Bilkent University
Department of Computer Engineering
MS THESIS PRESENTATION

 

SPATIO-TEMPORAL ASSESSMENT OF PAIN INTENSITY THROUGH FACIAL TRANSFORMATION-BASED REPRESENTATION LEARNING

 

Diyala Nabeel Ata Erakat
MS Student
(Supervisor:Asst. Prof. Dr. Hamdi Dibeklioğlu)
Computer Engineering Department
Bilkent University

The nature of pain makes it difficult to assess due to its subjectivity and multidimensional characteristics that include intensity, duration, and location. However, the ability to assess pain in an objective and reliable manner is crucial for adequate pain management intervention as well as the diagnosis of the underlying medical cause. To this end, in this thesis, we propose a video-based approach for the automatic measurement of self-reported pain. The proposed method aims to learn an efficient facial representation by exploiting the transformation of one subject's facial expression to that of another subject's within a similar pain group. We also explore the effect of leveraging self-reported pain scales i.e., the Visual Analog Scale (VAS), the Sensory Scale (SEN), and the Affective Motivational Scale (AFF), as well as the Observer Pain Intensity (OPI) on the reliable assessment of pain intensity. To this end, a convolutional autoencoder network is proposed to learn the facial transformation between subjects. The autoencoder's optimized weights are then used to initialize the spatio-temporal network architecture, which is further optimized by minimizing the mean absolute error of estimations in terms of each of these scales while maximizing the consistency between them. The reliability of the proposed method is evaluated on the benchmark database for pain measurement from videos, namely, the UNBC-McMaster Pain Archive. Despite the challenging nature of this problem, the obtained results show that the proposed method improves the state of the art, and the automated assessment of pain severity is feasible and applicable to be used as a supportive tool to provide a quantitative assessment of pain in clinical settings.
= = = = =
* [What you will do]
(1) According to the thesis announcement, which benchmark database is used to evaluate the proposed method?
(2) List every pain scale or pain intensity measure named in the thesis announcement.
= = = = =
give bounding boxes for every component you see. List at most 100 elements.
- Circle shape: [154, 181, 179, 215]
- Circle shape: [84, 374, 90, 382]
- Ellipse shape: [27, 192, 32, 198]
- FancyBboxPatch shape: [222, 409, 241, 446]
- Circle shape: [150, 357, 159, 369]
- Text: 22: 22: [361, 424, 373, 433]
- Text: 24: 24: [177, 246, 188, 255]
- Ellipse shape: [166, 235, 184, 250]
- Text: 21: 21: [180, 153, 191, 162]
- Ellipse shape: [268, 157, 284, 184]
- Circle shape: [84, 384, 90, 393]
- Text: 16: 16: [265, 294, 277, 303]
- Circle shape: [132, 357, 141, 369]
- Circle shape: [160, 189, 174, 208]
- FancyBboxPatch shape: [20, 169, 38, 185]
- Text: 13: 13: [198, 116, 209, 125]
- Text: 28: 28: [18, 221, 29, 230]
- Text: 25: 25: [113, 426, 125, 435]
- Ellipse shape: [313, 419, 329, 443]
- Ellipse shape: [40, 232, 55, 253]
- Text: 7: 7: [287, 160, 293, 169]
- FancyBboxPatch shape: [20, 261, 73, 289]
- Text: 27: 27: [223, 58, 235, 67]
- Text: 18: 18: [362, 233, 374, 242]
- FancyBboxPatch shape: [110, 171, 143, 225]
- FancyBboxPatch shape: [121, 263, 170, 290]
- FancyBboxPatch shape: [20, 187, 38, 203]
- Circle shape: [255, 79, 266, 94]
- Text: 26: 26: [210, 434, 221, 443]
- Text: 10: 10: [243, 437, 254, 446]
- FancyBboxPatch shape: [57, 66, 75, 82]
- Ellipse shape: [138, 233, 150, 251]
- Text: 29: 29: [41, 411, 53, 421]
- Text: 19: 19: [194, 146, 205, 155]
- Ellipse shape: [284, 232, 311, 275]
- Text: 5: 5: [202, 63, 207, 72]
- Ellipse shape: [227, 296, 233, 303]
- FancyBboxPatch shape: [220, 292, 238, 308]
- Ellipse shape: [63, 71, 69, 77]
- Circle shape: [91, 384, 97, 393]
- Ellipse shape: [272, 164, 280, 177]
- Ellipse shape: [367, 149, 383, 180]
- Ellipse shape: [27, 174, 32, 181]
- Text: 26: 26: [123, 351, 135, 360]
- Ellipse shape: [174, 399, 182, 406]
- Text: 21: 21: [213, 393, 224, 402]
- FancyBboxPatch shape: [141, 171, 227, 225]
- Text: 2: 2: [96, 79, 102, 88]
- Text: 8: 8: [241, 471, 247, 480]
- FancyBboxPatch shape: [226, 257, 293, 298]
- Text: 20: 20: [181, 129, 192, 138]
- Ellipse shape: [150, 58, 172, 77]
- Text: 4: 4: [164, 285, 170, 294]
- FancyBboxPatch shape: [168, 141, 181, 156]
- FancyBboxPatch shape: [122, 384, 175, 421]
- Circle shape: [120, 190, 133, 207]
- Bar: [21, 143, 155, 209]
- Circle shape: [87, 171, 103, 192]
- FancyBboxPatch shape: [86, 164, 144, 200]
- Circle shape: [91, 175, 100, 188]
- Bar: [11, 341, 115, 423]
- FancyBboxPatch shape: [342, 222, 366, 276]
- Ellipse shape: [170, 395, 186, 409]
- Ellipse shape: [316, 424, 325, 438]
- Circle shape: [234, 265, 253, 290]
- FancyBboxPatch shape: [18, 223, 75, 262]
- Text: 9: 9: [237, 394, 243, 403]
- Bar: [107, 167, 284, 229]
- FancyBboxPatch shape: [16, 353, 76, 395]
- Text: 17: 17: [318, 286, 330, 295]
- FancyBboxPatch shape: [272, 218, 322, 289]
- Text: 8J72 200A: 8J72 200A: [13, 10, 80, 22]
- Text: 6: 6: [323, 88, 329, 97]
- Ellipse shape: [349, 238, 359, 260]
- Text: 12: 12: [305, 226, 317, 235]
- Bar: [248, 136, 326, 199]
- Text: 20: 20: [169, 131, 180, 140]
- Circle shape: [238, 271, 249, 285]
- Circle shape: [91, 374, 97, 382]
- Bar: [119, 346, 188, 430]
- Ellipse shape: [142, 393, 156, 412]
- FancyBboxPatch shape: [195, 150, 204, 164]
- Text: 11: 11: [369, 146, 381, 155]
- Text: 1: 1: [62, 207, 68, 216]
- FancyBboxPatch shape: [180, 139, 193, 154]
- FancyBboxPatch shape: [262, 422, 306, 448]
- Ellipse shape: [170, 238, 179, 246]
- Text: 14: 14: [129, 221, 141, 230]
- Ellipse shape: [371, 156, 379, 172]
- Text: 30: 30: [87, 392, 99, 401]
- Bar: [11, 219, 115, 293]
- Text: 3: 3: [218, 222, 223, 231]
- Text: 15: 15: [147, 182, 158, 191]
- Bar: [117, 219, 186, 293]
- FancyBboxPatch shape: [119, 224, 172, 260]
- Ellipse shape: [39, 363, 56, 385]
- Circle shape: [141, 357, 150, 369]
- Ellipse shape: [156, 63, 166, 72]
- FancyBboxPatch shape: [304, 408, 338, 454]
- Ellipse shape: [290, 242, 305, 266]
= = = = =
* [Expected responses]
(1) The UNBC-McMaster Pain Archive.

(2)
- Visual Analog Scale (VAS)
- Sensory Scale (SEN)
- Affective Motivational Scale (AFF)
- Observer Pain Intensity (OPI)